::: Data lines
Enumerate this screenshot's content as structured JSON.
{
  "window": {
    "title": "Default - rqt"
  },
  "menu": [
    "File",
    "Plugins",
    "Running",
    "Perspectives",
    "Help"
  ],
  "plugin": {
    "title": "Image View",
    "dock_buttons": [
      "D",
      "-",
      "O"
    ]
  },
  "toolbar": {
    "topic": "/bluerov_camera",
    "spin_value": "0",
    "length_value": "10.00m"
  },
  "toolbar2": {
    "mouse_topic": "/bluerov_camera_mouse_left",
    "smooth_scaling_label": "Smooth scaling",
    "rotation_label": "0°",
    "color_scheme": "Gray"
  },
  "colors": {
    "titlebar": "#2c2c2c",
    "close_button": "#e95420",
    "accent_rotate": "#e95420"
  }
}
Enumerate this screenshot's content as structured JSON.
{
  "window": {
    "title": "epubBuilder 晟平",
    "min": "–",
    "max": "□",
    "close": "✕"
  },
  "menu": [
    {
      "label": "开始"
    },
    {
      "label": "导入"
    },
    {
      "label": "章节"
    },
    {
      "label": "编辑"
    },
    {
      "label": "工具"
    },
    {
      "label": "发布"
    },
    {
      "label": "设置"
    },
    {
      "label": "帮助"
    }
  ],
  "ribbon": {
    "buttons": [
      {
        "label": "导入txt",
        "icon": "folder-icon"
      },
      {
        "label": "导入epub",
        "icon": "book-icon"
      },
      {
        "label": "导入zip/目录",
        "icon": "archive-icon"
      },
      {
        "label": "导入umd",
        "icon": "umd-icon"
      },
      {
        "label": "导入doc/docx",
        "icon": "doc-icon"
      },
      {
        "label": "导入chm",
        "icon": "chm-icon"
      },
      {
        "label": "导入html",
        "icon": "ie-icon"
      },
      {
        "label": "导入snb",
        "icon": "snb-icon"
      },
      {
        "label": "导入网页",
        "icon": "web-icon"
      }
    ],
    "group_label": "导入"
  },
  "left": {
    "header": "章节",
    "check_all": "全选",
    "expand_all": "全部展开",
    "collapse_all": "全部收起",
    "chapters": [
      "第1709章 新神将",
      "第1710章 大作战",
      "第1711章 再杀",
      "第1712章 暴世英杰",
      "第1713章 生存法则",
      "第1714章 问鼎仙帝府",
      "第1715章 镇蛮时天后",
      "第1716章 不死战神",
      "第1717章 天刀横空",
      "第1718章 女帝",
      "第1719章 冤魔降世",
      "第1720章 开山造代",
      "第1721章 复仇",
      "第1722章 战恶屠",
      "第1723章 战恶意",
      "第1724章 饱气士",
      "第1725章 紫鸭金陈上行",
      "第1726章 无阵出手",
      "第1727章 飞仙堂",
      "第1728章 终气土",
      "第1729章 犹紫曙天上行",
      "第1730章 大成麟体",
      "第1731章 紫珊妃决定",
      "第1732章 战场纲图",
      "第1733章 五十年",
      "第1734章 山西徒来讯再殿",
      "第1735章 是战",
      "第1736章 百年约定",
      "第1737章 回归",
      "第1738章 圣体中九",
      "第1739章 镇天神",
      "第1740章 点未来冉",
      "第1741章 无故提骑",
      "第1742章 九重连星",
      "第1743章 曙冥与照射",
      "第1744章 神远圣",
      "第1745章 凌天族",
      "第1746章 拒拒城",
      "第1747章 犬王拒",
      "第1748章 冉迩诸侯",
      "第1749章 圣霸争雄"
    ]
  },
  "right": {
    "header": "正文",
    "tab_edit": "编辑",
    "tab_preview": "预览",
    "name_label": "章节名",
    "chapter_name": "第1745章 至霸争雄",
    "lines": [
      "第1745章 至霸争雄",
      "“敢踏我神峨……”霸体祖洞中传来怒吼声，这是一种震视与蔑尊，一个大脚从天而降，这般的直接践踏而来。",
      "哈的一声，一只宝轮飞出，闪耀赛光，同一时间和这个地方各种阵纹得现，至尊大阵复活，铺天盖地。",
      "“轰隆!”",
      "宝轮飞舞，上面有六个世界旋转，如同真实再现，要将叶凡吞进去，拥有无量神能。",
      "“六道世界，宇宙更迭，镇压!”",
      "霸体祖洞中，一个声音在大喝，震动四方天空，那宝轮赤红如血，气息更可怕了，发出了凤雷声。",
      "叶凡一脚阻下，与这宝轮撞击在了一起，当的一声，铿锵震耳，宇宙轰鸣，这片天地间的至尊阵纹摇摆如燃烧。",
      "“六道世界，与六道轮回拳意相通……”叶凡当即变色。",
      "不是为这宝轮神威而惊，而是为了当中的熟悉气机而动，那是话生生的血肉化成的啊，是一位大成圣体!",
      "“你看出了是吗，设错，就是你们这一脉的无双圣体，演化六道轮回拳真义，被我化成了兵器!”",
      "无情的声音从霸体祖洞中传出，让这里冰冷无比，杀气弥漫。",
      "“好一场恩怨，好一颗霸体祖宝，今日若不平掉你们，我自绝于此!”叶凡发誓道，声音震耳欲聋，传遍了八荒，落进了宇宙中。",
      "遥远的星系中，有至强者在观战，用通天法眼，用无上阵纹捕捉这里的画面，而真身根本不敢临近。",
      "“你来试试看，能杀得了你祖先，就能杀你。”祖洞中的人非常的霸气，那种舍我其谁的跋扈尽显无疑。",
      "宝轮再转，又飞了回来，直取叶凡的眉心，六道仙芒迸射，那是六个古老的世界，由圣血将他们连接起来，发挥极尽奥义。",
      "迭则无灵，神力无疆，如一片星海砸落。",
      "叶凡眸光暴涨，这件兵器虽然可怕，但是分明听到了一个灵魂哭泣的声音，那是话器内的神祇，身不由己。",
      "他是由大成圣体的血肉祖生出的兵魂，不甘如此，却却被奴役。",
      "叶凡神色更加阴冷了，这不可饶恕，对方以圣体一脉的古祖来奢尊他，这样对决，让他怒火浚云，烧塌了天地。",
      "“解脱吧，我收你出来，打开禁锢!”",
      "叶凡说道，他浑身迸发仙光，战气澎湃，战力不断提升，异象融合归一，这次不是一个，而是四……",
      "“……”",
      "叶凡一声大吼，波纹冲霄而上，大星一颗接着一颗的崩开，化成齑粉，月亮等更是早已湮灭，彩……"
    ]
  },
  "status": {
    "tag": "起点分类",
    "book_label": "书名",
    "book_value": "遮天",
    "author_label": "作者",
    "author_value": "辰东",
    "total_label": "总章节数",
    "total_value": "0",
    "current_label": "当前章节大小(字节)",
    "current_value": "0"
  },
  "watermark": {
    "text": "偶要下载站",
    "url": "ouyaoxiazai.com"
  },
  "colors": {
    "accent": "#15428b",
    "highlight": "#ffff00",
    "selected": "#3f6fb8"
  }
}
::::::
* [Given instruction]: Check every line for "至霸争雄" and show the ones that have it.

* [Reply to the task]:
    "chapter_name": "第1745章 至霸争雄",
      "第1745章 至霸争雄",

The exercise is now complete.